Request 1 »
Answer these questions using the committee transcript, one answer per line, marked as the questions are:
(a) At what hour does the Chair say the meeting is over?
(b) When does the Chair say the committee will meet next week?
(c) Which member does Mr. Hatfield say he agrees with about the legislation being very important?
Request 2 »
According to the committee transcript, why did Mr. Hatfield's side want a longer extension period? Answer in one to three sentences.
Request 3 »
Reproduce the part of the committee transcript between "I’m at the Chair’s" and "would appreciate it.", inclusive.

Text passage »
We have so many questions, be it on co-operative housing, be it on inclusionary zoning, be it on any number of issues. This bill has been months and months—years. It’s been years in the making. It’s been years since this bill has been updated in all of its forms.
I just don’t understand. I hope by now the government members of the committee have realized how simple it would have been to extend the deadline for a day, to have the minister appear for a short period of time, and we could have moved on. We could have been halfway through, for God’s sake. Instead, here we are, just short of having to take a break in a few minutes, and then what happens?
I’m at the Chair’s disposal. I’m willing to work all night; I’m not afraid of work. If we can go past the appointed hour, that’s fine with me.
The Chair (Mr. Peter Tabuns): At 6, it’s over.
Mr. Percy Hatfield: It’s over at 6. So I guess we then have no decisions from the committee and the committee can’t meet next week to discuss these things. Is that what you’re saying?
The Chair (Mr. Peter Tabuns): The committee will meet next week at its regular time. Please continue.
The Chair (Mr. Peter Tabuns): Colleagues, Mr. Hatfield has the floor. Mr. Hatfield, if you’ll speak to the amendment, I would appreciate it.
Mr. Percy Hatfield: Thank you. I am speaking to the amendment. It’s a very important piece of legislation; I agree with the member from Beaches–East York. That’s why we so want to speak to the minister about his very important piece of legislation. That’s why we have questions for the minister on his very important piece of legislation. That is why we wanted a longer extension period so that people around the province would find out about the bill.
Mr. Arthur Potts: That’s why you guys aren’t ready to govern. It’s easy.

Rows »
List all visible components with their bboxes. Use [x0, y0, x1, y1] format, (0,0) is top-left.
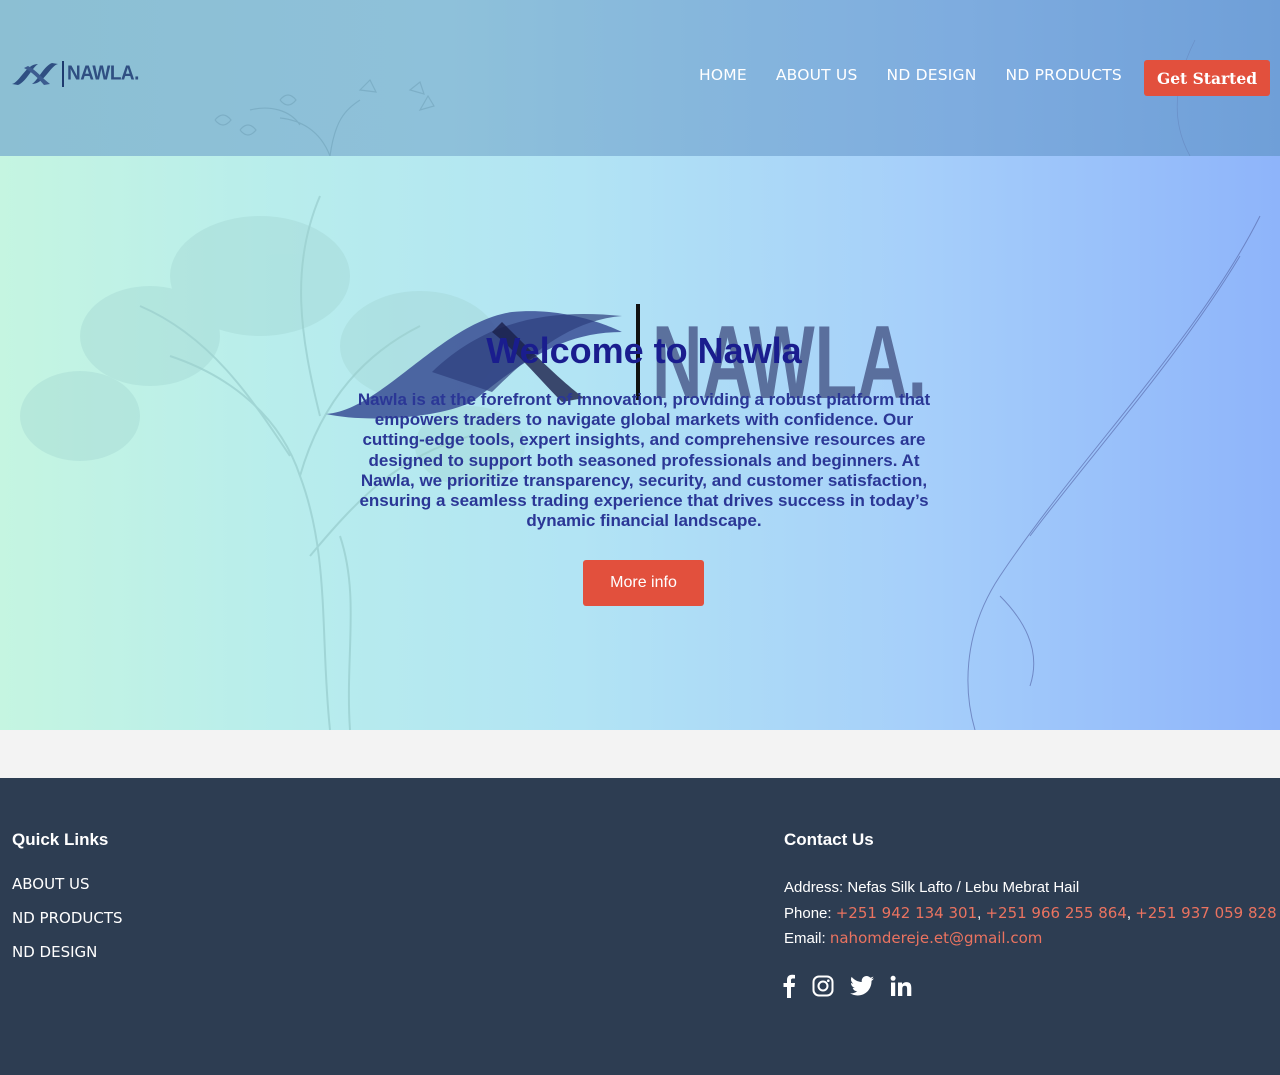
site-header: NAWLA. HOME ABOUT US ND DESIGN ND PRODUC… [0, 0, 1280, 156]
hero-title: Welcome to Nawla [486, 330, 802, 371]
contact-heading: Contact Us [784, 830, 874, 849]
nav-nd-products[interactable]: ND PRODUCTS [1006, 66, 1122, 84]
email-label: Email: [784, 930, 826, 947]
logo-divider [62, 61, 64, 87]
contact-email: Email: nahomdereje.et@gmail.com [784, 926, 1277, 952]
quick-links-heading: Quick Links [12, 830, 109, 849]
address-value: Nefas Silk Lafto / Lebu Mebrat Hail [847, 879, 1080, 896]
get-started-button[interactable]: Get Started [1144, 60, 1270, 96]
facebook-icon[interactable] [782, 974, 796, 998]
section-spacer [0, 730, 1280, 778]
phone-link-2[interactable]: +251 966 255 864 [985, 904, 1126, 922]
quick-links-list: ABOUT US ND PRODUCTS ND DESIGN [12, 875, 123, 977]
nav-about-us[interactable]: ABOUT US [776, 66, 858, 84]
address-label: Address: [784, 879, 844, 896]
footer-link-nd-products[interactable]: ND PRODUCTS [12, 909, 123, 943]
twitter-icon[interactable] [850, 976, 874, 996]
hero-description: Nawla is at the forefront of innovation,… [357, 390, 931, 531]
instagram-icon[interactable] [812, 975, 834, 997]
contact-info: Address: Nefas Silk Lafto / Lebu Mebrat … [784, 876, 1277, 952]
phone-label: Phone: [784, 904, 832, 922]
email-link[interactable]: nahomdereje.et@gmail.com [830, 929, 1043, 947]
site-footer: Quick Links ABOUT US ND PRODUCTS ND DESI… [0, 778, 1280, 1075]
site-logo[interactable]: NAWLA. [10, 60, 139, 88]
social-links [782, 974, 928, 998]
phone-link-1[interactable]: +251 942 134 301 [836, 904, 977, 922]
logo-mark-icon [12, 63, 58, 85]
nav-home[interactable]: HOME [699, 66, 747, 84]
footer-link-about-us[interactable]: ABOUT US [12, 875, 123, 909]
footer-link-nd-design[interactable]: ND DESIGN [12, 943, 123, 977]
contact-address: Address: Nefas Silk Lafto / Lebu Mebrat … [784, 876, 1277, 901]
main-nav: HOME ABOUT US ND DESIGN ND PRODUCTS [699, 66, 1151, 84]
contact-phone: Phone: +251 942 134 301, +251 966 255 86… [784, 903, 1277, 922]
hero-section: NAWLA. Welcome to Nawla Nawla is at the … [0, 156, 1280, 730]
more-info-button[interactable]: More info [583, 560, 704, 606]
linkedin-icon[interactable] [890, 975, 912, 997]
phone-link-3[interactable]: +251 937 059 828 [1135, 904, 1276, 922]
logo-text: NAWLA. [67, 62, 139, 85]
nav-nd-design[interactable]: ND DESIGN [887, 66, 977, 84]
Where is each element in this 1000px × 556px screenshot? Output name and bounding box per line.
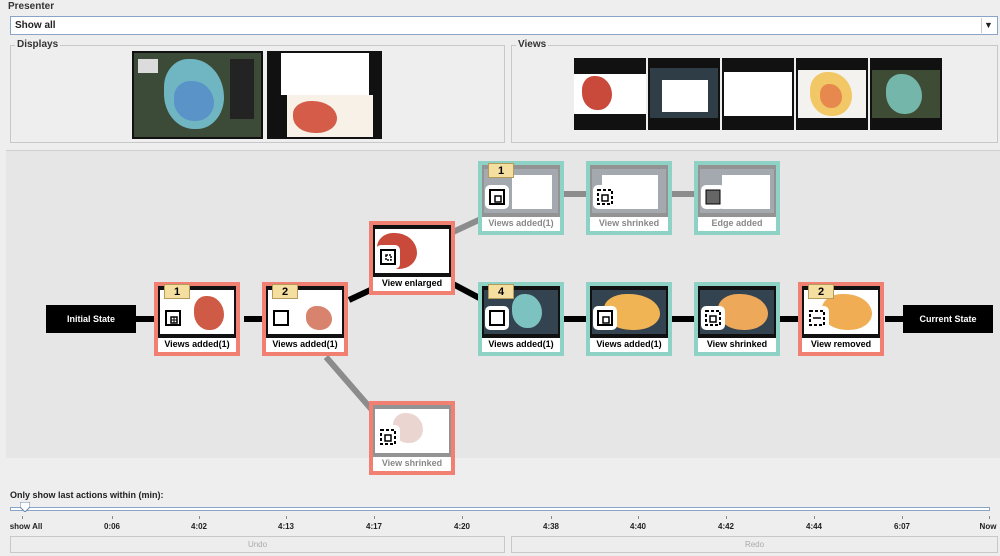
tick-label[interactable]: 4:42: [718, 522, 734, 531]
views-added-icon: [485, 306, 509, 330]
tick-label[interactable]: 6:07: [894, 522, 910, 531]
current-state-node[interactable]: Current State: [903, 305, 993, 333]
time-filter-slider[interactable]: [10, 507, 990, 511]
history-node-views-added[interactable]: 1 Views added(1): [154, 282, 240, 356]
tick-label[interactable]: 4:40: [630, 522, 646, 531]
view-thumbnail-1[interactable]: [574, 58, 646, 130]
history-node-view-shrinked[interactable]: View shrinked: [369, 401, 455, 475]
node-caption: Edge added: [711, 218, 763, 228]
tick-label[interactable]: 4:38: [543, 522, 559, 531]
node-badge: 2: [272, 284, 298, 299]
views-title: Views: [516, 39, 549, 50]
history-node-view-enlarged[interactable]: View enlarged: [369, 221, 455, 295]
displays-title: Displays: [15, 39, 61, 50]
view-shrinked-icon: [593, 185, 617, 209]
presenter-selected-value: Show all: [15, 20, 56, 31]
node-badge: 2: [808, 284, 834, 299]
view-thumbnail-2[interactable]: [648, 58, 720, 130]
history-node-view-shrinked[interactable]: View shrinked: [586, 161, 672, 235]
node-badge: 4: [488, 284, 514, 299]
views-added-icon: [269, 306, 293, 330]
history-graph: Initial State Current State 1 Views adde…: [6, 150, 1000, 475]
tick-label[interactable]: 4:17: [366, 522, 382, 531]
node-caption: View enlarged: [381, 278, 443, 288]
view-enlarged-icon: [376, 245, 400, 269]
history-node-views-added[interactable]: 2 Views added(1): [262, 282, 348, 356]
initial-state-node[interactable]: Initial State: [46, 305, 136, 333]
node-caption: View removed: [810, 339, 872, 349]
history-node-views-added[interactable]: 4 Views added(1): [478, 282, 564, 356]
view-thumbnail-4[interactable]: [796, 58, 868, 130]
views-added-icon: [593, 306, 617, 330]
slider-thumb[interactable]: [19, 501, 31, 513]
node-caption: Views added(1): [488, 218, 554, 228]
tick-label[interactable]: 4:02: [191, 522, 207, 531]
tick-label[interactable]: 4:13: [278, 522, 294, 531]
displays-panel: Displays: [10, 39, 505, 143]
tick-label[interactable]: 4:44: [806, 522, 822, 531]
edge-added-icon: [701, 185, 725, 209]
node-badge: 1: [488, 163, 514, 178]
view-thumbnail-5[interactable]: [870, 58, 942, 130]
time-filter-label: Only show last actions within (min):: [10, 490, 164, 500]
presenter-title: Presenter: [6, 1, 57, 12]
redo-button[interactable]: Redo: [511, 536, 998, 553]
tick-label[interactable]: 0:06: [104, 522, 120, 531]
node-caption: Views added(1): [164, 339, 230, 349]
node-caption: View shrinked: [706, 339, 768, 349]
view-shrinked-icon: [701, 306, 725, 330]
display-thumbnail-2[interactable]: [267, 51, 382, 139]
view-thumbnail-3[interactable]: [722, 58, 794, 130]
view-removed-icon: [805, 306, 829, 330]
presenter-select[interactable]: Show all ▼: [10, 16, 998, 35]
node-caption: Views added(1): [596, 339, 662, 349]
node-badge: 1: [164, 284, 190, 299]
views-added-icon: [161, 306, 185, 330]
history-node-views-added[interactable]: 1 Views added(1): [478, 161, 564, 235]
tick-label[interactable]: show All: [10, 522, 43, 531]
chevron-down-icon[interactable]: ▼: [981, 18, 995, 33]
display-thumbnail-1[interactable]: [132, 51, 263, 139]
history-node-edge-added[interactable]: Edge added: [694, 161, 780, 235]
tick-label[interactable]: Now: [980, 522, 997, 531]
tick-label[interactable]: 4:20: [454, 522, 470, 531]
history-node-view-removed[interactable]: 2 View removed: [798, 282, 884, 356]
history-node-view-shrinked[interactable]: View shrinked: [694, 282, 780, 356]
node-caption: View shrinked: [598, 218, 660, 228]
node-caption: Views added(1): [272, 339, 338, 349]
history-node-views-added[interactable]: Views added(1): [586, 282, 672, 356]
node-caption: View shrinked: [381, 458, 443, 468]
undo-button[interactable]: Undo: [10, 536, 505, 553]
views-added-icon: [485, 185, 509, 209]
views-panel: Views: [511, 39, 998, 143]
view-shrinked-icon: [376, 425, 400, 449]
node-caption: Views added(1): [488, 339, 554, 349]
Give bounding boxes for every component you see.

Final result 1 »
(a) At 6.
(b) At its regular time.
(c) The member from Beaches–East York.

Final result 2 »
They wanted a longer extension period so that people around the province would find out about the bill.

Final result 3 »
I’m at the Chair’s disposal. I’m willing to work all night; I’m not afraid of work. If we can go past the appointed hour, that’s fine with me.
The Chair (Mr. Peter Tabuns): At 6, it’s over.
Mr. Percy Hatfield: It’s over at 6. So I guess we then have no decisions from the committee and the committee can’t meet next week to discuss these things. Is that what you’re saying?
The Chair (Mr. Peter Tabuns): The committee will meet next week at its regular time. Please continue.
The Chair (Mr. Peter Tabuns): Colleagues, Mr. Hatfield has the floor. Mr. Hatfield, if you’ll speak to the amendment, I would appreciate it.